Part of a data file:
--------
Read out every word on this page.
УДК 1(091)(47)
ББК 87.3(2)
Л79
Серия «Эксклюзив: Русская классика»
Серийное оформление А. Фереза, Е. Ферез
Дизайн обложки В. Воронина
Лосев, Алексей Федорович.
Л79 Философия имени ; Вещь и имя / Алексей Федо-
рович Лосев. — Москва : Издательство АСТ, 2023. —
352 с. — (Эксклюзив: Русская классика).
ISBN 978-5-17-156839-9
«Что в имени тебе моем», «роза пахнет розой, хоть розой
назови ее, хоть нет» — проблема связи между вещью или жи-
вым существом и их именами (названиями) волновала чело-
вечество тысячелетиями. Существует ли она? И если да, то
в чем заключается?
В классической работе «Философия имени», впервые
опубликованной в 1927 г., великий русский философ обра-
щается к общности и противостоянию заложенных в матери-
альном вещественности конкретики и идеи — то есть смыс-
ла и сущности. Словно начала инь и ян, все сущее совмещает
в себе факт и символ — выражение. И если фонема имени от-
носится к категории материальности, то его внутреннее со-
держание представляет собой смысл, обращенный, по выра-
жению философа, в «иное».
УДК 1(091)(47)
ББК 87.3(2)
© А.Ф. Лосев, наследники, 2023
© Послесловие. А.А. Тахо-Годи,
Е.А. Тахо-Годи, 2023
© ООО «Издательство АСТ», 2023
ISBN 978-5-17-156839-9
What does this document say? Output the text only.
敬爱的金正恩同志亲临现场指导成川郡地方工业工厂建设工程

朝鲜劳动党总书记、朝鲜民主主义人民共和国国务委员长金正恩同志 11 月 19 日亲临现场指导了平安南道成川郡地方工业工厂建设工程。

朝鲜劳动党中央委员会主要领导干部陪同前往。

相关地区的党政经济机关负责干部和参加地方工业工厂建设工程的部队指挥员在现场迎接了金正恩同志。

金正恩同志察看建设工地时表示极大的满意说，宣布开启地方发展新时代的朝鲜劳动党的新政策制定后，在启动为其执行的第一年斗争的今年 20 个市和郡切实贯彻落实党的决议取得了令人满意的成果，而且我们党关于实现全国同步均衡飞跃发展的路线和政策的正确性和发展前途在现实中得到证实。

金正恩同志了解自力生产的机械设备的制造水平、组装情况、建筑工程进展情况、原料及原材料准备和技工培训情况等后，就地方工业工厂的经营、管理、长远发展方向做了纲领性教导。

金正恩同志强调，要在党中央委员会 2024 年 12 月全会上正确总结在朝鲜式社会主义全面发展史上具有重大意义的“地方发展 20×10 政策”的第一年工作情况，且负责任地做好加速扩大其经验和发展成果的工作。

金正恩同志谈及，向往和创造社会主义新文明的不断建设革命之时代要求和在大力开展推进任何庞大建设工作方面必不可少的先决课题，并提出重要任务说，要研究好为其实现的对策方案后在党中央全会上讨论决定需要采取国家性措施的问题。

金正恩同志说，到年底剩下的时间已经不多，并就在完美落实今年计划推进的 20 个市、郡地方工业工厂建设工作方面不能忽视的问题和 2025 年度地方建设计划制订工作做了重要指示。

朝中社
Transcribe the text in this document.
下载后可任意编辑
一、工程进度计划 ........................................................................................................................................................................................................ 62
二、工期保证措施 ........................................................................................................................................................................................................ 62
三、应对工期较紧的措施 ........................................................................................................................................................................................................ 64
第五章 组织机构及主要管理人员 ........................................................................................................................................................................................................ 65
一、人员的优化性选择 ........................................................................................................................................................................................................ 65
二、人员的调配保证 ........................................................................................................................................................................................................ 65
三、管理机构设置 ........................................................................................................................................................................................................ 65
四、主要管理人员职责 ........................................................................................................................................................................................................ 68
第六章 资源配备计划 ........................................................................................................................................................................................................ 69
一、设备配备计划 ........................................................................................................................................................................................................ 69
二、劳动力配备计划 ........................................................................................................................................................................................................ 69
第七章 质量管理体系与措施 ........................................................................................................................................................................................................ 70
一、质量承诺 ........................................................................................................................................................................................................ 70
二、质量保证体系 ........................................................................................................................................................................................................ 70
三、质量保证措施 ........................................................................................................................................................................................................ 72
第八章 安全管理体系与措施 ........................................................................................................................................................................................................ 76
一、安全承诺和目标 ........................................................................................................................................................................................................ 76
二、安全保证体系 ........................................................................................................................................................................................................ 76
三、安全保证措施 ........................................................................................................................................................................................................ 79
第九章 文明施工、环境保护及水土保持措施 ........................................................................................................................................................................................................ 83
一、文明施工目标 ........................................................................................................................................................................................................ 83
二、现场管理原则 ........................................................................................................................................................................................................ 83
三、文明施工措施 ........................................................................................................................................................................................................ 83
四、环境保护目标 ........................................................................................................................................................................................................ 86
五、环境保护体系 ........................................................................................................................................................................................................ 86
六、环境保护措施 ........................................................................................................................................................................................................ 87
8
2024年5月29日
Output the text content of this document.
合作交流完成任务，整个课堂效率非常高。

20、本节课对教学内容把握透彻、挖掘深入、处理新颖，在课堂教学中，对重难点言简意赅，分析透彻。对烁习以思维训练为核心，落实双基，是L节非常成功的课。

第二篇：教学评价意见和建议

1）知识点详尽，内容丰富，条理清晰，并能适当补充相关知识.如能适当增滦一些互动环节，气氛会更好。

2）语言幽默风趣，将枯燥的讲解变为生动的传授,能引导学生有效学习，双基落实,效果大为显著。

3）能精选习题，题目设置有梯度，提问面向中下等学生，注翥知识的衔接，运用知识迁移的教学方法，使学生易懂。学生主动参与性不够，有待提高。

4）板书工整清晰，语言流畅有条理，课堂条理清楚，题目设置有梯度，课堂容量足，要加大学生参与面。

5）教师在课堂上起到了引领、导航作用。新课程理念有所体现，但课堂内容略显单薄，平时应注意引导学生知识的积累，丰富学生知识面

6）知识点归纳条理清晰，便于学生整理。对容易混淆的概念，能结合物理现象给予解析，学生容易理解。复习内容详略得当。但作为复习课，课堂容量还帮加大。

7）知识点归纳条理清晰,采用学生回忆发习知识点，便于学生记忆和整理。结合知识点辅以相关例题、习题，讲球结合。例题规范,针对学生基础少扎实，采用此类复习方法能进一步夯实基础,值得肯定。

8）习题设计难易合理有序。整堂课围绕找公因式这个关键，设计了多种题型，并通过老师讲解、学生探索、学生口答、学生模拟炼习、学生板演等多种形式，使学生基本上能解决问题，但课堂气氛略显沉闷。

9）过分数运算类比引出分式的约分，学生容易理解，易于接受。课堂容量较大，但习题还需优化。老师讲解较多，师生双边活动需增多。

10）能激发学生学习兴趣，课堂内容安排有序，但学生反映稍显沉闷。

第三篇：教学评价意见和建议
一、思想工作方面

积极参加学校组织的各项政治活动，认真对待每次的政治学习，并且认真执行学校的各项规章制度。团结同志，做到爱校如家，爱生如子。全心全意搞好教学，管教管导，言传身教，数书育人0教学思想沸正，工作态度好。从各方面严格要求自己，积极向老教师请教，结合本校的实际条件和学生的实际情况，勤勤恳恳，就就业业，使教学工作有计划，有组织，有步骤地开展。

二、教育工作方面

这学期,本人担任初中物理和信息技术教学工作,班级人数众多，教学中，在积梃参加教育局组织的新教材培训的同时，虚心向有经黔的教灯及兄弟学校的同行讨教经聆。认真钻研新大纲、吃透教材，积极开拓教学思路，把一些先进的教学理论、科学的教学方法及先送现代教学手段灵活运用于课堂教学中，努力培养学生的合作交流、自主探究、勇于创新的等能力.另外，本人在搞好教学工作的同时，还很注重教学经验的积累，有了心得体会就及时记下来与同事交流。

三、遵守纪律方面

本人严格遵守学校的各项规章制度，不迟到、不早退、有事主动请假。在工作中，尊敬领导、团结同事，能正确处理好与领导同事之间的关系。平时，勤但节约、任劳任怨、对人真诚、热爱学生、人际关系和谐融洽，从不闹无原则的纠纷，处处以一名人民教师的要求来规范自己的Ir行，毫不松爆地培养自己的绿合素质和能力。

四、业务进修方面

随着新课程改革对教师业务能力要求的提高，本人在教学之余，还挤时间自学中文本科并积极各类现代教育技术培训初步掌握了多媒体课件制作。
--------
WORK TO BE COMPLETED: Show every line from the entries above in which "Лосев" appears.

THE ANSWER:
Лосев, Алексей Федорович.
рович Лосев. — Москва : Издательство АСТ, 2023. —
© А.Ф. Лосев, наследники, 2023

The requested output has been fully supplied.